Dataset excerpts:
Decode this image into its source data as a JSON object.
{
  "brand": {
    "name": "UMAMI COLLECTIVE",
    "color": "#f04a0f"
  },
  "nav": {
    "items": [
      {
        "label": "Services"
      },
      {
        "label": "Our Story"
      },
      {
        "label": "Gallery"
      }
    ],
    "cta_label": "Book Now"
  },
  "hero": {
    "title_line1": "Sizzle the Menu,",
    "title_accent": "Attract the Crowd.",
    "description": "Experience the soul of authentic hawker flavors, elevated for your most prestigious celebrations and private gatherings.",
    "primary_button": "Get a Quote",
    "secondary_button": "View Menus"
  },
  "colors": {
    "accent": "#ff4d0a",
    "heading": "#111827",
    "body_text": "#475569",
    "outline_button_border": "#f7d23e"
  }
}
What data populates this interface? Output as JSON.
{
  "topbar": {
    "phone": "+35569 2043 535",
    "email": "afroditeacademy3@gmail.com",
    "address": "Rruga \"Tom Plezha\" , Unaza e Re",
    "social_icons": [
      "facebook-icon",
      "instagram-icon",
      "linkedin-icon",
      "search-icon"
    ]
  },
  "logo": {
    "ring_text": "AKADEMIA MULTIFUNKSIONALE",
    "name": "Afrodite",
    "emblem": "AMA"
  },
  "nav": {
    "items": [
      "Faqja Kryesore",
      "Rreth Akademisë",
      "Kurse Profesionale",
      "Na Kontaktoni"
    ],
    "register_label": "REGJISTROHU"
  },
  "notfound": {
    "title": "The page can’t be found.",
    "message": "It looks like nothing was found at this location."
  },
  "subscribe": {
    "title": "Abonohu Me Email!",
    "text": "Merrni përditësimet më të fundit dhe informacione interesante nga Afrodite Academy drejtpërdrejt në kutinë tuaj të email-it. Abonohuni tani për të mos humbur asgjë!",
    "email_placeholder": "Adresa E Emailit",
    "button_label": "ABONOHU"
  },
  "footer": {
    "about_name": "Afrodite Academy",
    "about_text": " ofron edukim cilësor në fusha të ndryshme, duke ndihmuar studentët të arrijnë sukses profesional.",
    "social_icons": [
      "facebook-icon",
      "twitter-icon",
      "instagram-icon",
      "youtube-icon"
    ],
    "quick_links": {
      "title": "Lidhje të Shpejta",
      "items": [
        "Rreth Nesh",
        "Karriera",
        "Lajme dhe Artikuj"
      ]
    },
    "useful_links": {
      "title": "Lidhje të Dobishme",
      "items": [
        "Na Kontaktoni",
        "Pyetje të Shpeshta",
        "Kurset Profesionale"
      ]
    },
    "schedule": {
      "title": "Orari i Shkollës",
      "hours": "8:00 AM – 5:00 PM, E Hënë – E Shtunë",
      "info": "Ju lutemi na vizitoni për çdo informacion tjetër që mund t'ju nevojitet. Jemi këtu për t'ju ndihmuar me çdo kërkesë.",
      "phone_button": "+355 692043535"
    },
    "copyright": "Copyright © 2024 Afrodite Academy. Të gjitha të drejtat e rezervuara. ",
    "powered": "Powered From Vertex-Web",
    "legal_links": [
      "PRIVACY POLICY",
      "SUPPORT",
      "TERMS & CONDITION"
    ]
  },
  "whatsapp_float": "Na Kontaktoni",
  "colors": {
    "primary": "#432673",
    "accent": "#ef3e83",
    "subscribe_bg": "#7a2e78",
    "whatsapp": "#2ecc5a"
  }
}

▶ Stated task
Where a line above holds the string "Lidhje", show that line.

▶ Solution below
      "title": "Lidhje të Shpejta",
      "title": "Lidhje të Dobishme",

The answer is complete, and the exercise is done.